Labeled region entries
▬▬▬▬▬▬▬▬▬▬
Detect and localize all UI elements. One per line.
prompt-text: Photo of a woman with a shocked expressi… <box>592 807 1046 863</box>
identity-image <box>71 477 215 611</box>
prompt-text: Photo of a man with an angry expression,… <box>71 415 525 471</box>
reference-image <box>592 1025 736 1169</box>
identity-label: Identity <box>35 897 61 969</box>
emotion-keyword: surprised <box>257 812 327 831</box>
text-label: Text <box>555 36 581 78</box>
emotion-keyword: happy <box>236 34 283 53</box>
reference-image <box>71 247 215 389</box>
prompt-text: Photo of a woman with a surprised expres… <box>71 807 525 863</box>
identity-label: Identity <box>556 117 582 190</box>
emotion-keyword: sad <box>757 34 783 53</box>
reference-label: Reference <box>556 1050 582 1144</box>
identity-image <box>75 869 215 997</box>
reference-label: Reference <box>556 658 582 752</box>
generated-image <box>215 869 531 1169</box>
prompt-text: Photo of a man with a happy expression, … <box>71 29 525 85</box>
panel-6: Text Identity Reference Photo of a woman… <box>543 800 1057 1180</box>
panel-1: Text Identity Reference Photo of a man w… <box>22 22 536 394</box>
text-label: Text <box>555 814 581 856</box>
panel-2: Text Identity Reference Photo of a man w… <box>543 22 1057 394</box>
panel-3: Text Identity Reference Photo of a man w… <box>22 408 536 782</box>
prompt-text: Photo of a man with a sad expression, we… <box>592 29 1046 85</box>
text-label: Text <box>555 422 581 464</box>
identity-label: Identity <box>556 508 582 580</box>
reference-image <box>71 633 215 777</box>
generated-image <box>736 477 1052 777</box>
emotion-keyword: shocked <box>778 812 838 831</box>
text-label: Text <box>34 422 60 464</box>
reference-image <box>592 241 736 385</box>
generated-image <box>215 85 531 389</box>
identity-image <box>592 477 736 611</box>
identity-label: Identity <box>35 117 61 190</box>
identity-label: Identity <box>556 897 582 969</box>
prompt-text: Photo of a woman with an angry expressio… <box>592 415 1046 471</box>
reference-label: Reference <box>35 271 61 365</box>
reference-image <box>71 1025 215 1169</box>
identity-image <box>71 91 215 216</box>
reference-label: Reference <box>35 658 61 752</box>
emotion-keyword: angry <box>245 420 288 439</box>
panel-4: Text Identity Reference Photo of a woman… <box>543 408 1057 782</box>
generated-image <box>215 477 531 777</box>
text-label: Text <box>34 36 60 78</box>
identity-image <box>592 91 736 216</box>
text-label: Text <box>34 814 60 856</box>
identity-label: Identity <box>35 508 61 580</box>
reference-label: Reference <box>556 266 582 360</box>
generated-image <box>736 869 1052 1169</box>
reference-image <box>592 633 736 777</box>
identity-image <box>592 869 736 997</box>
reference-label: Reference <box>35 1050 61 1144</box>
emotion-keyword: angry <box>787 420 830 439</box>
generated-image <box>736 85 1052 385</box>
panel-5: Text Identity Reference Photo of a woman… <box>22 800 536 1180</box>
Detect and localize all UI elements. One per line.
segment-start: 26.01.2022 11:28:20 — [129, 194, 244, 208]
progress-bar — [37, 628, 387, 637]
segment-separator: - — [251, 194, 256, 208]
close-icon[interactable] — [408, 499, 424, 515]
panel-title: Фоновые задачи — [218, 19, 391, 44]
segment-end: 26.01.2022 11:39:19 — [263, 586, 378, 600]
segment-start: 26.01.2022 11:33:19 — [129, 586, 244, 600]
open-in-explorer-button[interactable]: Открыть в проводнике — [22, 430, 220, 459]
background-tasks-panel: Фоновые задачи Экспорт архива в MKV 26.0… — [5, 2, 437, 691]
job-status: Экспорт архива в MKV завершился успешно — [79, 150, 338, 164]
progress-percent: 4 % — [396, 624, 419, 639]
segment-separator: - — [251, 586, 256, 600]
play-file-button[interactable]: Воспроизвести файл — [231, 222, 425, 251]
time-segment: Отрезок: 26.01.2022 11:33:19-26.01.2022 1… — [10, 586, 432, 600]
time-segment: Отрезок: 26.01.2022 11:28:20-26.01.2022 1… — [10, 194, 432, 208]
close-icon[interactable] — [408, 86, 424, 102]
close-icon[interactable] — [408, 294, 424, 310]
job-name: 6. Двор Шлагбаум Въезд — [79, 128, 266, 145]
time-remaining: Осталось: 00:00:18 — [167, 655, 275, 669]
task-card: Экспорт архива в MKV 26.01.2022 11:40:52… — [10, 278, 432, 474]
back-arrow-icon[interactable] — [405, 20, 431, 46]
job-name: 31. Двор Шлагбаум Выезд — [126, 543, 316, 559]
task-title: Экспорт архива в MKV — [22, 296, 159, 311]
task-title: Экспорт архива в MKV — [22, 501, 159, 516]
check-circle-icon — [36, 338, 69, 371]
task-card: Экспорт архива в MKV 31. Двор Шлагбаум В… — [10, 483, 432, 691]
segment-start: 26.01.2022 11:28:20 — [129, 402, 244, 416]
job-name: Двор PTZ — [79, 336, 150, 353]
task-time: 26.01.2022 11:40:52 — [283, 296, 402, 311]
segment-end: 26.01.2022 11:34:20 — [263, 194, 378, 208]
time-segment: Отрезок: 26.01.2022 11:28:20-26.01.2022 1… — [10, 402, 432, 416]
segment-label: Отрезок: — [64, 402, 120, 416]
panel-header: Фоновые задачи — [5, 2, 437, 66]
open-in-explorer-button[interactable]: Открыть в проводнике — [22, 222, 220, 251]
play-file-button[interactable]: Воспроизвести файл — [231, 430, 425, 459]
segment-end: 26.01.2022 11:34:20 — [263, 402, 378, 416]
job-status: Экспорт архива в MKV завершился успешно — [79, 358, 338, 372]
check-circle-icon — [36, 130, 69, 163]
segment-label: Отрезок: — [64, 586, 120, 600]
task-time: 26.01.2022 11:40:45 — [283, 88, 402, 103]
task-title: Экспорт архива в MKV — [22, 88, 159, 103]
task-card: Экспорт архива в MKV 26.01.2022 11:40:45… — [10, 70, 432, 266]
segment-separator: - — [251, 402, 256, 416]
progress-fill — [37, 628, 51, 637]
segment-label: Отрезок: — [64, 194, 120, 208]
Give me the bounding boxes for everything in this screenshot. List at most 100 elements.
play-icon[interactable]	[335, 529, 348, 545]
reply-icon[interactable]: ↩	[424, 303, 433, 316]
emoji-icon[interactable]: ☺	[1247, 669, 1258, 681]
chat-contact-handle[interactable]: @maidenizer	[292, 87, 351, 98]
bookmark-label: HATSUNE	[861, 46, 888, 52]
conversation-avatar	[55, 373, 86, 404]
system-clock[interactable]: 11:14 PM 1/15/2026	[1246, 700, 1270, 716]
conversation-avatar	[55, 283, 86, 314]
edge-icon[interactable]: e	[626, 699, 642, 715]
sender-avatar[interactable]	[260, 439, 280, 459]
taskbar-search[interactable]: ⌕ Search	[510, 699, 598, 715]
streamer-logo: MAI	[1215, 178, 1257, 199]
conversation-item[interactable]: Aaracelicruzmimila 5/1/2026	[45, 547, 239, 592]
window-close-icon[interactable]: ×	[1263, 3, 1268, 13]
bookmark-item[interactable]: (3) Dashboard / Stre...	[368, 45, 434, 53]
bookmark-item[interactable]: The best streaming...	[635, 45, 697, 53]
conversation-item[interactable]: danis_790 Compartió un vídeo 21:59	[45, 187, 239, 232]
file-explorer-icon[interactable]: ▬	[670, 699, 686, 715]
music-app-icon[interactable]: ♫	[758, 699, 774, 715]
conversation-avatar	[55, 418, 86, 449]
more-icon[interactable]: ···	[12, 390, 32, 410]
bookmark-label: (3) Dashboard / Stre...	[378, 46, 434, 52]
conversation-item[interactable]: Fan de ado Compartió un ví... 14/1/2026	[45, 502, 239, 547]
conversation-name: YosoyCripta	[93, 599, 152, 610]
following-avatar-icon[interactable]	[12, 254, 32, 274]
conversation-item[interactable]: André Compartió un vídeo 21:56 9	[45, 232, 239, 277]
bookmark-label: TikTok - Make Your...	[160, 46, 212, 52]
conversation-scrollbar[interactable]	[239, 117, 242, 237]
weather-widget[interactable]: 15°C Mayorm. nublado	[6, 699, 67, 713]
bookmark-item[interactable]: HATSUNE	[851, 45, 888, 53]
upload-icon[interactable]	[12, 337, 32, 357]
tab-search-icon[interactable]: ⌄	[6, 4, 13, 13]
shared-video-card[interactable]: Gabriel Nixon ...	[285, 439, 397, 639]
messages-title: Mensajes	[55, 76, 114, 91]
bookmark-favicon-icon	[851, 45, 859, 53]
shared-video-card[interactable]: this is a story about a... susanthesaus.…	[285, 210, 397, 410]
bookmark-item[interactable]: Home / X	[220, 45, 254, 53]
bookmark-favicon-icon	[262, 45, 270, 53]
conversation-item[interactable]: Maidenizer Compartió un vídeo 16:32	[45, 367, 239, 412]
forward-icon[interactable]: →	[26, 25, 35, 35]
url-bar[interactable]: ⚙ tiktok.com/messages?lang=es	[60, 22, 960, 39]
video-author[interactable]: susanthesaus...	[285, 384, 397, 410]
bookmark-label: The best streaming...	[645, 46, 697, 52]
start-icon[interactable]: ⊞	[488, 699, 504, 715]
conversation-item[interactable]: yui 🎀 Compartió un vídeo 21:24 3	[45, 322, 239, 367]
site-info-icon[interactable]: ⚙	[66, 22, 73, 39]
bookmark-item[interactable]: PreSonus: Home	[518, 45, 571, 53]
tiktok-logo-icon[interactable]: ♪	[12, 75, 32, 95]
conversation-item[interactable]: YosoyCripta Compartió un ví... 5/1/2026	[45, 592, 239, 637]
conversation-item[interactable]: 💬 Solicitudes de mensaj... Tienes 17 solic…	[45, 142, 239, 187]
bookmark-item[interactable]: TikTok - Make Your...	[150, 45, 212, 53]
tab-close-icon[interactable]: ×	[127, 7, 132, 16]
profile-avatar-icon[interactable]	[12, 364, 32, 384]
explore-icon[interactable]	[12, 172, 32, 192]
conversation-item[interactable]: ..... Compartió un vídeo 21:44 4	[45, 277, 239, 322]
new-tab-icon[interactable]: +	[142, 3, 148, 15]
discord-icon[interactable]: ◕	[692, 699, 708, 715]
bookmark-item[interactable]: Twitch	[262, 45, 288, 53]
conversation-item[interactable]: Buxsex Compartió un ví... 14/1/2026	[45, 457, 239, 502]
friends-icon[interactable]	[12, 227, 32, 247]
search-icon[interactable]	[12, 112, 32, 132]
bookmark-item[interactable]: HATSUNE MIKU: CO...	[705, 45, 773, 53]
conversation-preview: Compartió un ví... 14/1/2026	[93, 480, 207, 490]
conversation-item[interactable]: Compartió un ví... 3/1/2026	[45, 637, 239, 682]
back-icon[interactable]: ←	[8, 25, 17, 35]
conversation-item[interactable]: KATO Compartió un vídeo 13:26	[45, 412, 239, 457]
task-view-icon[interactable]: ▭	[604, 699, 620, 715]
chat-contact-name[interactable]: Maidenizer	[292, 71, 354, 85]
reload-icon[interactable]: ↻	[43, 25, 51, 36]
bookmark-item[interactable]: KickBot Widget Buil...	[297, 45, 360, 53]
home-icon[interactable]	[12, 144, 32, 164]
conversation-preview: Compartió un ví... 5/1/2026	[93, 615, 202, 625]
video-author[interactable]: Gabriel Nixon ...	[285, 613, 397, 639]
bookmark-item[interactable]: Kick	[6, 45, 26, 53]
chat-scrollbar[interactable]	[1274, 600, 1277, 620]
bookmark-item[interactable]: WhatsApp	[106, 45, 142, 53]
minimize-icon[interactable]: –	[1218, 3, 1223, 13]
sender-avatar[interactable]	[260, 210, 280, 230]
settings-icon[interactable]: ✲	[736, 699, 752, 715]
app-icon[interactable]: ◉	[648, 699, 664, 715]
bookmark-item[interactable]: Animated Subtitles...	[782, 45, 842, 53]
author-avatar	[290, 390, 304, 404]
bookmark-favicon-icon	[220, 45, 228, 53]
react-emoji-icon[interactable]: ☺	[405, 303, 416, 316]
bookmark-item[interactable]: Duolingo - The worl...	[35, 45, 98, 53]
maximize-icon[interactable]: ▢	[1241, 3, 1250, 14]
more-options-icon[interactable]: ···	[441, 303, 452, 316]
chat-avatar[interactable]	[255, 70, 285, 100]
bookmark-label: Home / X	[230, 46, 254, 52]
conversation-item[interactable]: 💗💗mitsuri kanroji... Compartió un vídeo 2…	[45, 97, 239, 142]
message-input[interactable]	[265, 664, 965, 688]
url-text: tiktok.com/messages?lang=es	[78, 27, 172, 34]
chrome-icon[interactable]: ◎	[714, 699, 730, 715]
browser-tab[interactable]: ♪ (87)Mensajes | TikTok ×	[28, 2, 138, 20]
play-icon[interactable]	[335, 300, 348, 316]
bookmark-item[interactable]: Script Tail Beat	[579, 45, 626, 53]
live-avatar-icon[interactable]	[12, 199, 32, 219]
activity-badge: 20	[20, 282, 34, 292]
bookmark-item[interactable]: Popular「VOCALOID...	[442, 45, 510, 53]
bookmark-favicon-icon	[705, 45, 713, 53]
▬▬▬▬▬▬▬▬▬▬
*Task to complete*.
Render the listing, from its first line through the line containing "prompt-text: Photo of a woman with a surprised", as a Markdown table with a Row column numbering each line and a Line column holding its text, leaving out blank lines.

*Finished task*.
| Row | Line |
|---|---|
| 1 | Detect and localize all UI elements. One per line. |
| 2 | prompt-text: Photo of a woman with a shocked expressi… <box>592 807 1046 863</box> |
| 3 | identity-image <box>71 477 215 611</box> |
| 4 | prompt-text: Photo of a man with an angry expression,… <box>71 415 525 471</box> |
| 5 | reference-image <box>592 1025 736 1169</box> |
| 6 | identity-label: Identity <box>35 897 61 969</box> |
| 7 | emotion-keyword: surprised <box>257 812 327 831</box> |
| 8 | text-label: Text <box>555 36 581 78</box> |
| 9 | emotion-keyword: happy <box>236 34 283 53</box> |
| 10 | reference-image <box>71 247 215 389</box> |
| 11 | prompt-text: Photo of a woman with a surprised expres… <box>71 807 525 863</box> |